** START Records for this exercise **
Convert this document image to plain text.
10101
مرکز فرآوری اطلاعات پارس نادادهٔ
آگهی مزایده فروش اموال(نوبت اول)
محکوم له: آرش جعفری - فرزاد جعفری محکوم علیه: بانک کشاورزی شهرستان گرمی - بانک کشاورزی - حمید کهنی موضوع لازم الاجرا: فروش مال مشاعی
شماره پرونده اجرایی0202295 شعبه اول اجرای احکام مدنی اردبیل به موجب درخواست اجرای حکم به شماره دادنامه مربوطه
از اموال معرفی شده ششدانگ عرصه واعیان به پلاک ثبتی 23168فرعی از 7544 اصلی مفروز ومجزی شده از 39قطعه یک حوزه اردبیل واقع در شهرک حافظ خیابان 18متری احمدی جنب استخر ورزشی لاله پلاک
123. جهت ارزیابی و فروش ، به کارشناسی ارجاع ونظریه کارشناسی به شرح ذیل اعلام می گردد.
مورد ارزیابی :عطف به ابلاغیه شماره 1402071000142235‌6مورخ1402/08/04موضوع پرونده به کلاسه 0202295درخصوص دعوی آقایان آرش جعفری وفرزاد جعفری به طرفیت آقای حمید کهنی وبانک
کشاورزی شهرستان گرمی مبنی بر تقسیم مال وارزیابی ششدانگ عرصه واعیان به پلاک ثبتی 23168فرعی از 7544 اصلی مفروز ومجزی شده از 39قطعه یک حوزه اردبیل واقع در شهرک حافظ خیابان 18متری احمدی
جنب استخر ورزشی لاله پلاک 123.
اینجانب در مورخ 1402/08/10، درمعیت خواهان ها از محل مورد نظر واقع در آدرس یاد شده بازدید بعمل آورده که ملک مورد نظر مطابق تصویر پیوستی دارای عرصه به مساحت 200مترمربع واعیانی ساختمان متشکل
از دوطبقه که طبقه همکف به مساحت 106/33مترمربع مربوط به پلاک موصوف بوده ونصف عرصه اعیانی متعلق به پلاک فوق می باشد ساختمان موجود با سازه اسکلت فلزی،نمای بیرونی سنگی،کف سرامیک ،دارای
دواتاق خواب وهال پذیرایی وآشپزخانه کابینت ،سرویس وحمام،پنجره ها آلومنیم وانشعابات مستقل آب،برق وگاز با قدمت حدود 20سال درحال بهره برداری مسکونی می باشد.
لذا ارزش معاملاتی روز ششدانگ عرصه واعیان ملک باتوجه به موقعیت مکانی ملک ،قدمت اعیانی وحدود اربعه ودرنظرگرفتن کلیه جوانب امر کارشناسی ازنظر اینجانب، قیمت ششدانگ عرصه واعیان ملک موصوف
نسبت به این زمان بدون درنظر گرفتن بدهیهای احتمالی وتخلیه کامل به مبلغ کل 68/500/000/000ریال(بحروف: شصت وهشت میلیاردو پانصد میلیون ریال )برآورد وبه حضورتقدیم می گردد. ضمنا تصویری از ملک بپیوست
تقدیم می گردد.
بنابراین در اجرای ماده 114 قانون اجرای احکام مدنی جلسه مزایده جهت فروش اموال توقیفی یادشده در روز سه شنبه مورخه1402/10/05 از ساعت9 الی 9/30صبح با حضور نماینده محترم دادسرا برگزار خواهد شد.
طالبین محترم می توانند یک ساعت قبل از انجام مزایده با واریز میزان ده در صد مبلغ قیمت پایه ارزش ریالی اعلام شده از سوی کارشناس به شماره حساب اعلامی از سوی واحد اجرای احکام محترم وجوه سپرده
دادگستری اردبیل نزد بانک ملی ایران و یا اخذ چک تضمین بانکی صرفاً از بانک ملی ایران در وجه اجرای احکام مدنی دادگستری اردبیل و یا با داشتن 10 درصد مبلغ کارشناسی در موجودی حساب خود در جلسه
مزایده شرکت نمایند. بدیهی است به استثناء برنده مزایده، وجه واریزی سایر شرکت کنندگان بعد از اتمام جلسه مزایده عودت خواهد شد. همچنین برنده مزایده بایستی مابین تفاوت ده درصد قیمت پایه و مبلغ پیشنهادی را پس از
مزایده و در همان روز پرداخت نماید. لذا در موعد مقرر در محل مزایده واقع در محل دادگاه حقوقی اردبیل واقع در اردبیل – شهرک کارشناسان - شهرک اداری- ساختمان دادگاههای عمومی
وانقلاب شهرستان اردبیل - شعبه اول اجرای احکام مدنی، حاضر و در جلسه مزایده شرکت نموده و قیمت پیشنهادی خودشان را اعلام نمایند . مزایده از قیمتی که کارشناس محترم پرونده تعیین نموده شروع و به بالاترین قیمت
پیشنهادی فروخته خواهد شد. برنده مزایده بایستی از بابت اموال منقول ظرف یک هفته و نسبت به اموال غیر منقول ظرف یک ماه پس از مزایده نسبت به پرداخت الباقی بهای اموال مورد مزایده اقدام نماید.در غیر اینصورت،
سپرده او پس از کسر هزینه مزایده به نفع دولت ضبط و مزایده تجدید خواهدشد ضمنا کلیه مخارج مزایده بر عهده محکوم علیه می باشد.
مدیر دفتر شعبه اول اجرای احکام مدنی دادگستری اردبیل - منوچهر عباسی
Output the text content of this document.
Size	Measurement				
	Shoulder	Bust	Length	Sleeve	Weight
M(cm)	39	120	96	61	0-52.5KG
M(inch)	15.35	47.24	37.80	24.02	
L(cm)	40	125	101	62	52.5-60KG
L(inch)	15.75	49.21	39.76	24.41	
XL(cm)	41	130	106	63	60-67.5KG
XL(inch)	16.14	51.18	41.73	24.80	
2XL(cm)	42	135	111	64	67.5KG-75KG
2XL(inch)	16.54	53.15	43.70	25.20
** END Records for this exercise **
> Task instructions
Copy out each record from above, exactly.

> Exercise response
Convert this document image to plain text.
10101
مرکز فرآوری اطلاعات پارس نادادهٔ
آگهی مزایده فروش اموال(نوبت اول)
محکوم له: آرش جعفری - فرزاد جعفری محکوم علیه: بانک کشاورزی شهرستان گرمی - بانک کشاورزی - حمید کهنی موضوع لازم الاجرا: فروش مال مشاعی
شماره پرونده اجرایی0202295 شعبه اول اجرای احکام مدنی اردبیل به موجب درخواست اجرای حکم به شماره دادنامه مربوطه
از اموال معرفی شده ششدانگ عرصه واعیان به پلاک ثبتی 23168فرعی از 7544 اصلی مفروز ومجزی شده از 39قطعه یک حوزه اردبیل واقع در شهرک حافظ خیابان 18متری احمدی جنب استخر ورزشی لاله پلاک
123. جهت ارزیابی و فروش ، به کارشناسی ارجاع ونظریه کارشناسی به شرح ذیل اعلام می گردد.
مورد ارزیابی :عطف به ابلاغیه شماره 1402071000142235‌6مورخ1402/08/04موضوع پرونده به کلاسه 0202295درخصوص دعوی آقایان آرش جعفری وفرزاد جعفری به طرفیت آقای حمید کهنی وبانک
کشاورزی شهرستان گرمی مبنی بر تقسیم مال وارزیابی ششدانگ عرصه واعیان به پلاک ثبتی 23168فرعی از 7544 اصلی مفروز ومجزی شده از 39قطعه یک حوزه اردبیل واقع در شهرک حافظ خیابان 18متری احمدی
جنب استخر ورزشی لاله پلاک 123.
اینجانب در مورخ 1402/08/10، درمعیت خواهان ها از محل مورد نظر واقع در آدرس یاد شده بازدید بعمل آورده که ملک مورد نظر مطابق تصویر پیوستی دارای عرصه به مساحت 200مترمربع واعیانی ساختمان متشکل
از دوطبقه که طبقه همکف به مساحت 106/33مترمربع مربوط به پلاک موصوف بوده ونصف عرصه اعیانی متعلق به پلاک فوق می باشد ساختمان موجود با سازه اسکلت فلزی،نمای بیرونی سنگی،کف سرامیک ،دارای
دواتاق خواب وهال پذیرایی وآشپزخانه کابینت ،سرویس وحمام،پنجره ها آلومنیم وانشعابات مستقل آب،برق وگاز با قدمت حدود 20سال درحال بهره برداری مسکونی می باشد.
لذا ارزش معاملاتی روز ششدانگ عرصه واعیان ملک باتوجه به موقعیت مکانی ملک ،قدمت اعیانی وحدود اربعه ودرنظرگرفتن کلیه جوانب امر کارشناسی ازنظر اینجانب، قیمت ششدانگ عرصه واعیان ملک موصوف
نسبت به این زمان بدون درنظر گرفتن بدهیهای احتمالی وتخلیه کامل به مبلغ کل 68/500/000/000ریال(بحروف: شصت وهشت میلیاردو پانصد میلیون ریال )برآورد وبه حضورتقدیم می گردد. ضمنا تصویری از ملک بپیوست
تقدیم می گردد.
بنابراین در اجرای ماده 114 قانون اجرای احکام مدنی جلسه مزایده جهت فروش اموال توقیفی یادشده در روز سه شنبه مورخه1402/10/05 از ساعت9 الی 9/30صبح با حضور نماینده محترم دادسرا برگزار خواهد شد.
طالبین محترم می توانند یک ساعت قبل از انجام مزایده با واریز میزان ده در صد مبلغ قیمت پایه ارزش ریالی اعلام شده از سوی کارشناس به شماره حساب اعلامی از سوی واحد اجرای احکام محترم وجوه سپرده
دادگستری اردبیل نزد بانک ملی ایران و یا اخذ چک تضمین بانکی صرفاً از بانک ملی ایران در وجه اجرای احکام مدنی دادگستری اردبیل و یا با داشتن 10 درصد مبلغ کارشناسی در موجودی حساب خود در جلسه
مزایده شرکت نمایند. بدیهی است به استثناء برنده مزایده، وجه واریزی سایر شرکت کنندگان بعد از اتمام جلسه مزایده عودت خواهد شد. همچنین برنده مزایده بایستی مابین تفاوت ده درصد قیمت پایه و مبلغ پیشنهادی را پس از
مزایده و در همان روز پرداخت نماید. لذا در موعد مقرر در محل مزایده واقع در محل دادگاه حقوقی اردبیل واقع در اردبیل – شهرک کارشناسان - شهرک اداری- ساختمان دادگاههای عمومی
وانقلاب شهرستان اردبیل - شعبه اول اجرای احکام مدنی، حاضر و در جلسه مزایده شرکت نموده و قیمت پیشنهادی خودشان را اعلام نمایند . مزایده از قیمتی که کارشناس محترم پرونده تعیین نموده شروع و به بالاترین قیمت
پیشنهادی فروخته خواهد شد. برنده مزایده بایستی از بابت اموال منقول ظرف یک هفته و نسبت به اموال غیر منقول ظرف یک ماه پس از مزایده نسبت به پرداخت الباقی بهای اموال مورد مزایده اقدام نماید.در غیر اینصورت،
سپرده او پس از کسر هزینه مزایده به نفع دولت ضبط و مزایده تجدید خواهدشد ضمنا کلیه مخارج مزایده بر عهده محکوم علیه می باشد.
مدیر دفتر شعبه اول اجرای احکام مدنی دادگستری اردبیل - منوچهر عباسی
Output the text content of this document.
Size	Measurement				
	Shoulder	Bust	Length	Sleeve	Weight
M(cm)	39	120	96	61	0-52.5KG
M(inch)	15.35	47.24	37.80	24.02	
L(cm)	40	125	101	62	52.5-60KG
L(inch)	15.75	49.21	39.76	24.41	
XL(cm)	41	130	106	63	60-67.5KG
XL(inch)	16.14	51.18	41.73	24.80	
2XL(cm)	42	135	111	64	67.5KG-75KG
2XL(inch)	16.54	53.15	43.70	25.20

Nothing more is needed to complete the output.